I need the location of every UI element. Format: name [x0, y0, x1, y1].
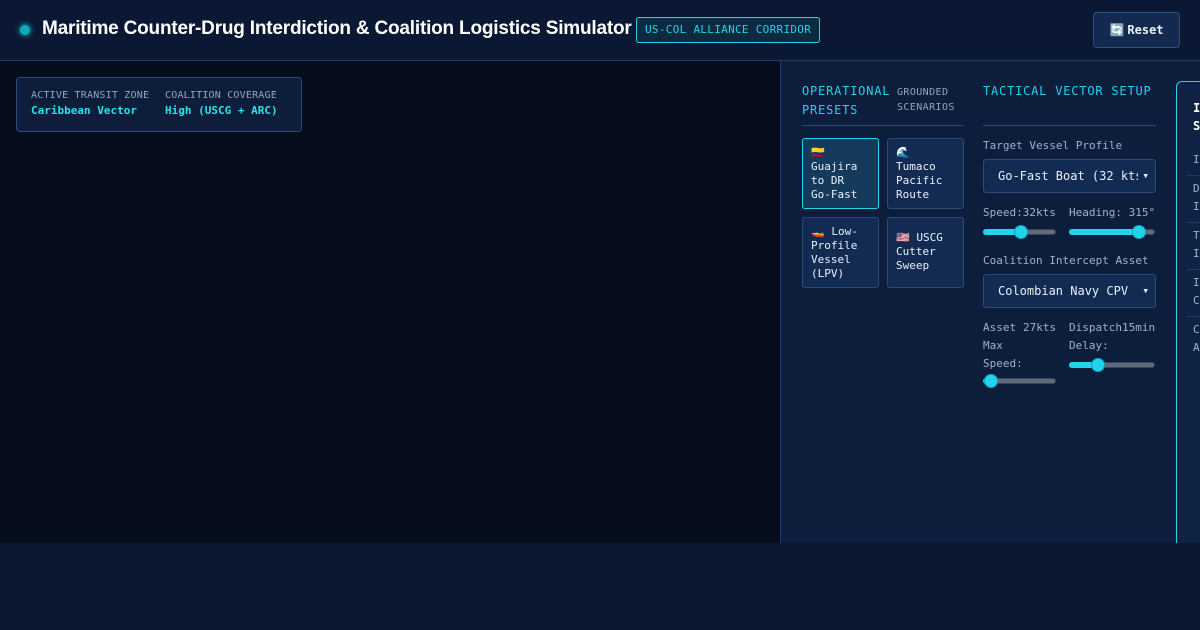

= = = = = = =

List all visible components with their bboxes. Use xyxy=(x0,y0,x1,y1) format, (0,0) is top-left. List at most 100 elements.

= = = = = = =

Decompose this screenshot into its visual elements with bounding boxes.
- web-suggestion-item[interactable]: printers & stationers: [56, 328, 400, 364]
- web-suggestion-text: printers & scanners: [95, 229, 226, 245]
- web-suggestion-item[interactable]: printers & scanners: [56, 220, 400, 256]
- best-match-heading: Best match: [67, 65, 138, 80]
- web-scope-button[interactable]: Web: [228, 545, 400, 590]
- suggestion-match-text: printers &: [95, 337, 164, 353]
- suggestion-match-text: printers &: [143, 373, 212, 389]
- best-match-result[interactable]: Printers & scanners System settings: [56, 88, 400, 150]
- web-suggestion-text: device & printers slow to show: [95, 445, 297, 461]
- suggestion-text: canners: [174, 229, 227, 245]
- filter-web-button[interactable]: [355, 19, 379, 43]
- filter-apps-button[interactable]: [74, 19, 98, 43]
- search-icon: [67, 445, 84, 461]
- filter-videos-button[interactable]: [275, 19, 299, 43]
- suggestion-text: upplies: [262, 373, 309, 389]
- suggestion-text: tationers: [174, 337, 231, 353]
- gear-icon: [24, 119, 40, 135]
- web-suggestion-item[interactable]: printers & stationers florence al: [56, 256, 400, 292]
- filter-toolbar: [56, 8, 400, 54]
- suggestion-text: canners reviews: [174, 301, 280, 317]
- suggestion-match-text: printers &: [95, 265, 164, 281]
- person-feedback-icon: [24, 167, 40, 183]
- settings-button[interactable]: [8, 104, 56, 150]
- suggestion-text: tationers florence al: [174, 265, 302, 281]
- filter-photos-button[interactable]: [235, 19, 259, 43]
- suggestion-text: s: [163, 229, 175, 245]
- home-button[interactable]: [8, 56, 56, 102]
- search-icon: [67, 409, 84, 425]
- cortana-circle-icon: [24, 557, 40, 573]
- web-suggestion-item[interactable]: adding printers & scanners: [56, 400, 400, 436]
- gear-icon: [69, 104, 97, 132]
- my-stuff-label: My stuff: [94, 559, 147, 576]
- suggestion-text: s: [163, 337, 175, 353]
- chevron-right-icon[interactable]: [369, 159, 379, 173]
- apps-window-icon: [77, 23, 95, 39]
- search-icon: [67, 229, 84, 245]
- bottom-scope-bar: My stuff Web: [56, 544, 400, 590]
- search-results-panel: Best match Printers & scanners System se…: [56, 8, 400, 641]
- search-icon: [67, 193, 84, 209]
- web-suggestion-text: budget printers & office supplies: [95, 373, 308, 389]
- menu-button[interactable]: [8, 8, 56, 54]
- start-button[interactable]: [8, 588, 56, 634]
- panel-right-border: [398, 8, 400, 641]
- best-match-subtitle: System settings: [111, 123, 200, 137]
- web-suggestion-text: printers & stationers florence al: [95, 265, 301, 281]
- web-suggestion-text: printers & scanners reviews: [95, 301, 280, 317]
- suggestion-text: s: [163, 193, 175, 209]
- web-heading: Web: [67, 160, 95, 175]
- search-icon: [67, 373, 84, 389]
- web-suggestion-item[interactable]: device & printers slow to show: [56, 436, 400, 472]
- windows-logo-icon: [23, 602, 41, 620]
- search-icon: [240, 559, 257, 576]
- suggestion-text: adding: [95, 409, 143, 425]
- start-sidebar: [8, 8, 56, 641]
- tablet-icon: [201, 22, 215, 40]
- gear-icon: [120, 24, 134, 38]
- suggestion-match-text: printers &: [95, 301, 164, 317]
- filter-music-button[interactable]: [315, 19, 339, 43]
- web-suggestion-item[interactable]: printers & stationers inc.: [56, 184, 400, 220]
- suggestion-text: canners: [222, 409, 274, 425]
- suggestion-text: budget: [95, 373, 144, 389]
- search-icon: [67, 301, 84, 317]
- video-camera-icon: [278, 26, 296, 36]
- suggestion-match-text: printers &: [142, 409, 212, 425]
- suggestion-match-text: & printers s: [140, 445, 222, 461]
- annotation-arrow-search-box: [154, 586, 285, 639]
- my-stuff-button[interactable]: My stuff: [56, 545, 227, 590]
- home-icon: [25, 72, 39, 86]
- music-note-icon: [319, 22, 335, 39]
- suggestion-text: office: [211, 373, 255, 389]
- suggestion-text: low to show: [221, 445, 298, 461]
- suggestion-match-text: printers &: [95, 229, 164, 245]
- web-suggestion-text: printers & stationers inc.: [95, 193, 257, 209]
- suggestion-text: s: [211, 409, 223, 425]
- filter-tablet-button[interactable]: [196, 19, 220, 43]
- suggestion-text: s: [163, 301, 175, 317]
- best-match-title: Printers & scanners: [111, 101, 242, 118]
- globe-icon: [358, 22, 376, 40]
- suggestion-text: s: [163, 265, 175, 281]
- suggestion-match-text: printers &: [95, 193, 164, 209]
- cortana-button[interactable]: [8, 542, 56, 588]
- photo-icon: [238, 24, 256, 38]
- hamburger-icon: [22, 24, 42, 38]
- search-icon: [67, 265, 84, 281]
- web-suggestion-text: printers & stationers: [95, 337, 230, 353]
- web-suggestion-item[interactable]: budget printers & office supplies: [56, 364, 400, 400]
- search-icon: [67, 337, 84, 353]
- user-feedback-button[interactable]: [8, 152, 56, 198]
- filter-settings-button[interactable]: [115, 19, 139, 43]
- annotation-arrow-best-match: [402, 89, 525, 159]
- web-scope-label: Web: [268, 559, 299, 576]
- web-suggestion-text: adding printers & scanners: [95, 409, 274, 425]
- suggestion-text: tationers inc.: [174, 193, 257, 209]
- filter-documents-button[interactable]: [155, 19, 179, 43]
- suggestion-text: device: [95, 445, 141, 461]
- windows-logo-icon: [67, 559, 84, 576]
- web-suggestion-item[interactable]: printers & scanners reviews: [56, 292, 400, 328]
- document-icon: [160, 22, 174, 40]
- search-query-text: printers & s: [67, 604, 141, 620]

= = = = = = =

◆ Goal of the exercise
Report only the number of lines in the data that contain the string "apps".

◆ Answer to the exercise
2